**Your goal**:
Put the lines of the listing below, everything from the one containing "y-tick-label: 60 [207, 851, 244, 885]" down to the one containing "x-axis-ticks: 0 5", into a Markdown table with the columns Row and Entry, leaving out any blank lines.

**Data excerpts**:

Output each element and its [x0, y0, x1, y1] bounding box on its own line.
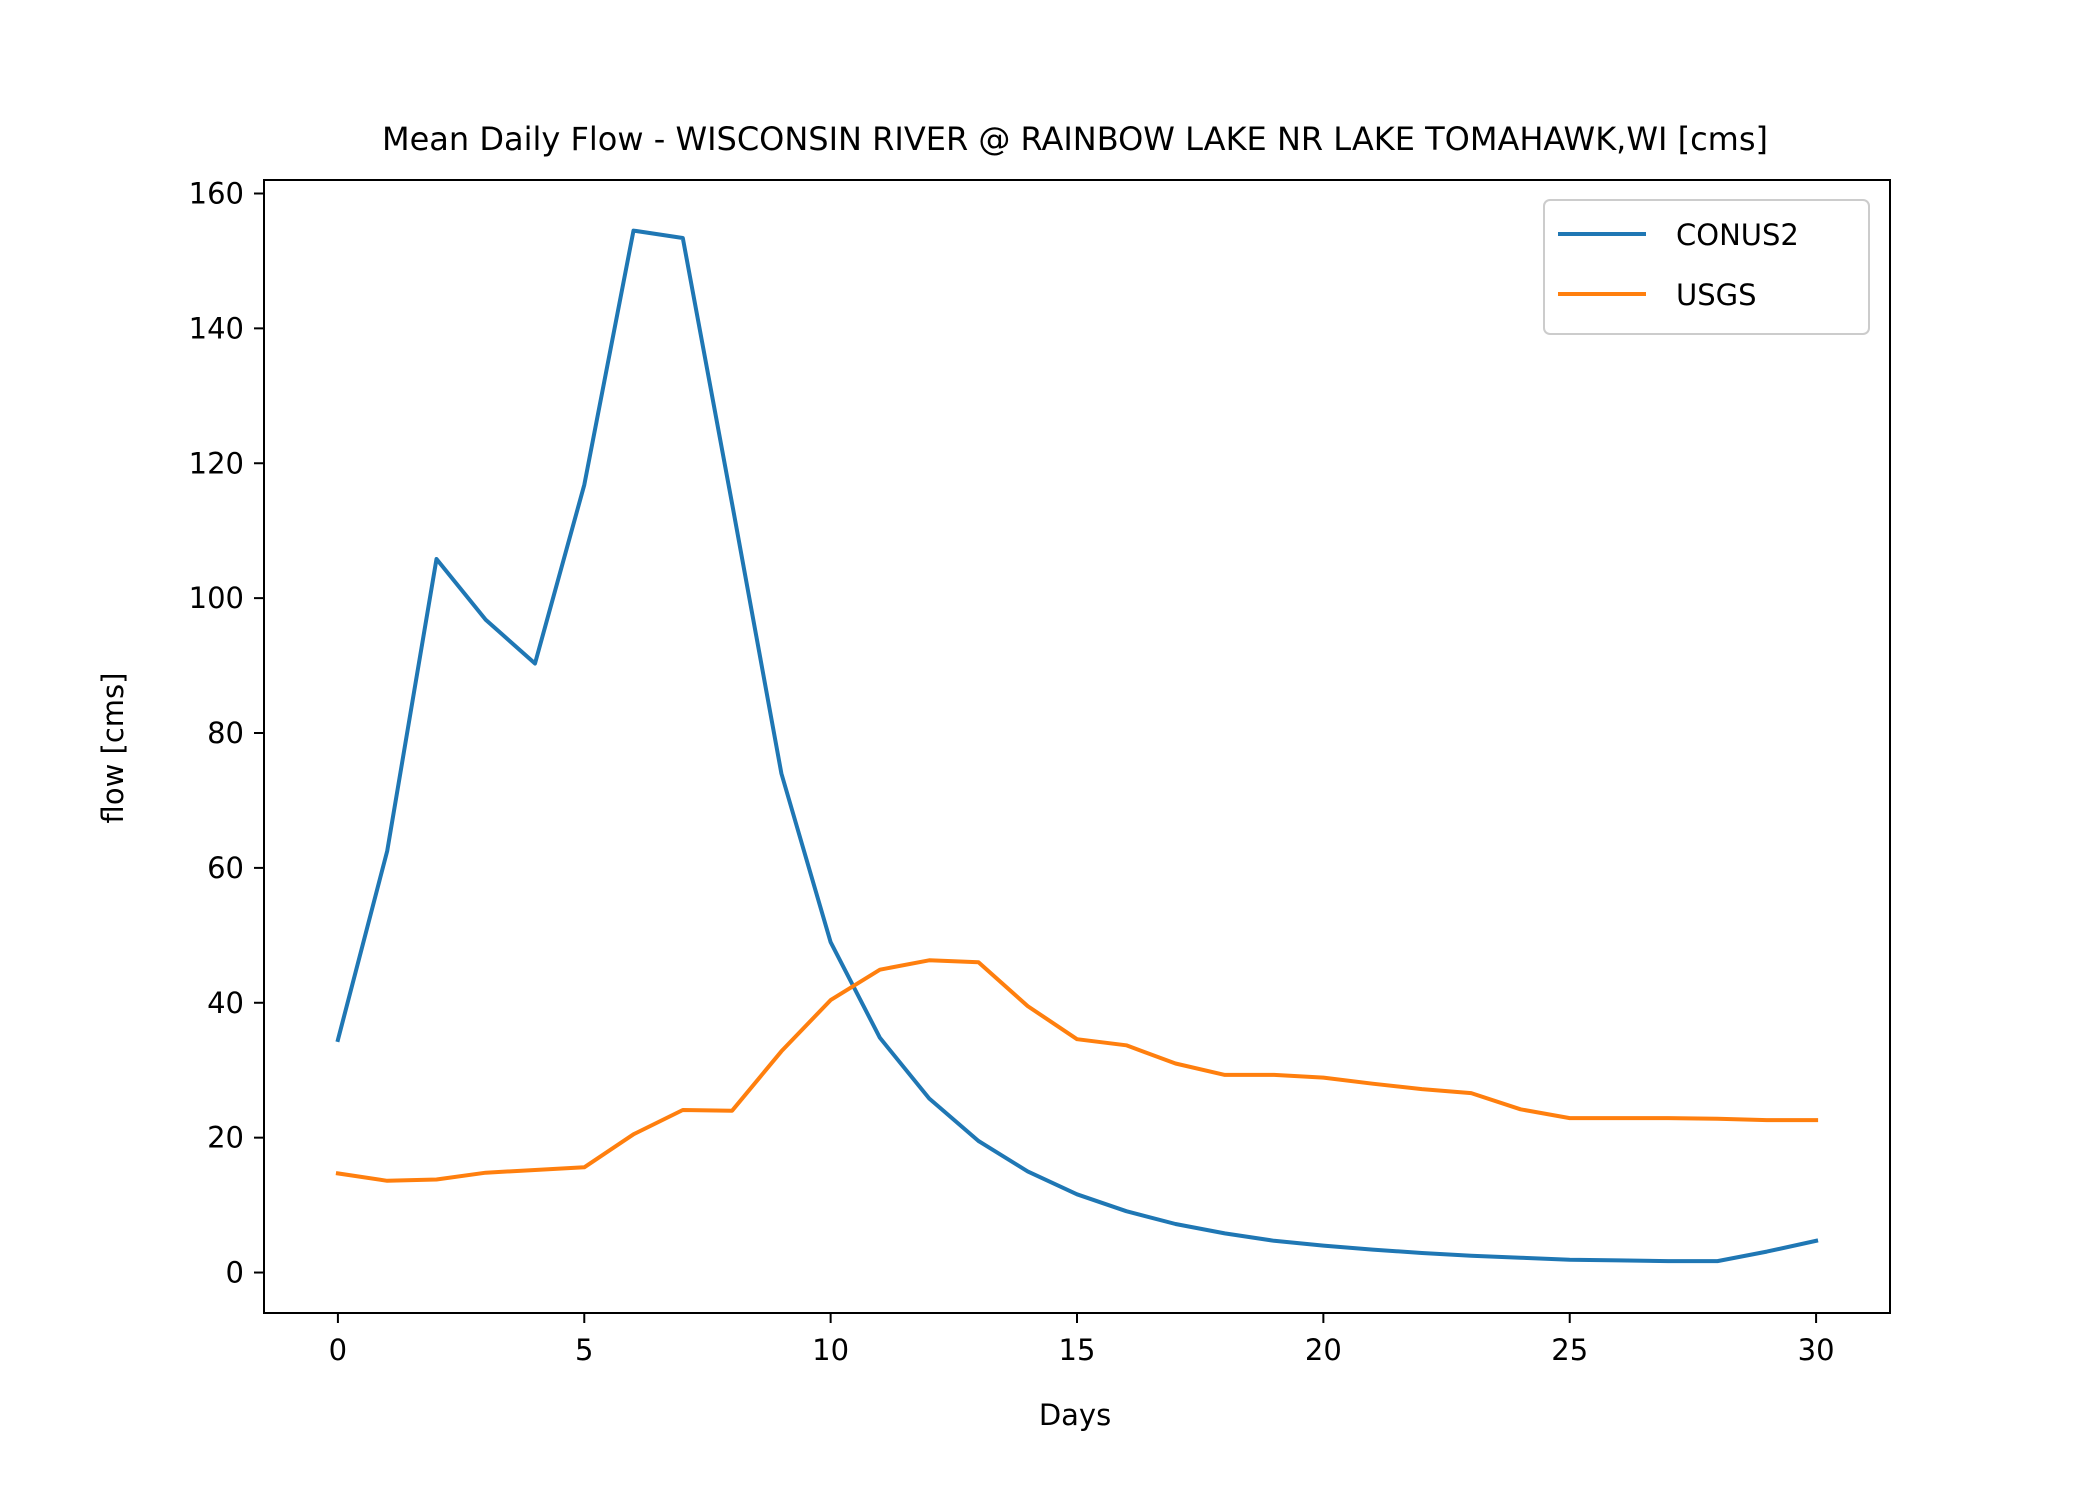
y-tick-label: 60 [207, 851, 244, 885]
y-tick-label: 100 [189, 581, 244, 615]
x-tick-label: 20 [1305, 1333, 1342, 1367]
chart-title: Mean Daily Flow - WISCONSIN RIVER @ RAIN… [382, 120, 1768, 158]
y-tick-label: 0 [226, 1256, 244, 1290]
y-axis-ticks: 0 20 40 60 80 100 120 140 160 [189, 176, 264, 1290]
y-tick-label: 140 [189, 311, 244, 345]
x-axis-ticks: 0 5 10 15 20 25 30 [329, 1313, 1835, 1367]
y-tick-label: 120 [189, 446, 244, 480]
legend-label-usgs: USGS [1676, 278, 1757, 312]
plot-area [263, 179, 1891, 1314]
x-tick-label: 25 [1551, 1333, 1588, 1367]
series-line-usgs [335, 958, 1819, 1183]
x-tick-label: 10 [812, 1333, 849, 1367]
series-line-conus2 [335, 228, 1819, 1264]
x-axis-label: Days [1039, 1398, 1111, 1432]
x-tick-label: 0 [329, 1333, 347, 1367]
x-tick-label: 5 [575, 1333, 593, 1367]
y-tick-label: 160 [189, 176, 244, 210]
x-tick-label: 30 [1798, 1333, 1835, 1367]
legend-label-conus2: CONUS2 [1676, 218, 1799, 252]
plot-frame [263, 179, 1891, 1314]
y-tick-label: 20 [207, 1121, 244, 1155]
legend: CONUS2 USGS [1543, 199, 1870, 335]
y-axis-label: flow [cms] [96, 673, 130, 824]
x-tick-label: 15 [1059, 1333, 1096, 1367]
y-tick-label: 80 [207, 716, 244, 750]
y-tick-label: 40 [207, 986, 244, 1020]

**Answer**:
| Row | Entry |
|---|---|
| 1 | y-tick-label: 60 [207, 851, 244, 885] |
| 2 | y-tick-label: 100 [189, 581, 244, 615] |
| 3 | x-tick-label: 20 [1305, 1333, 1342, 1367] |
| 4 | chart-title: Mean Daily Flow - WISCONSIN RIVER @ RAIN… [382, 120, 1768, 158] |
| 5 | y-tick-label: 0 [226, 1256, 244, 1290] |
| 6 | y-axis-ticks: 0 20 40 60 80 100 120 140 160 [189, 176, 264, 1290] |
| 7 | y-tick-label: 140 [189, 311, 244, 345] |
| 8 | x-axis-ticks: 0 5 10 15 20 25 30 [329, 1313, 1835, 1367] |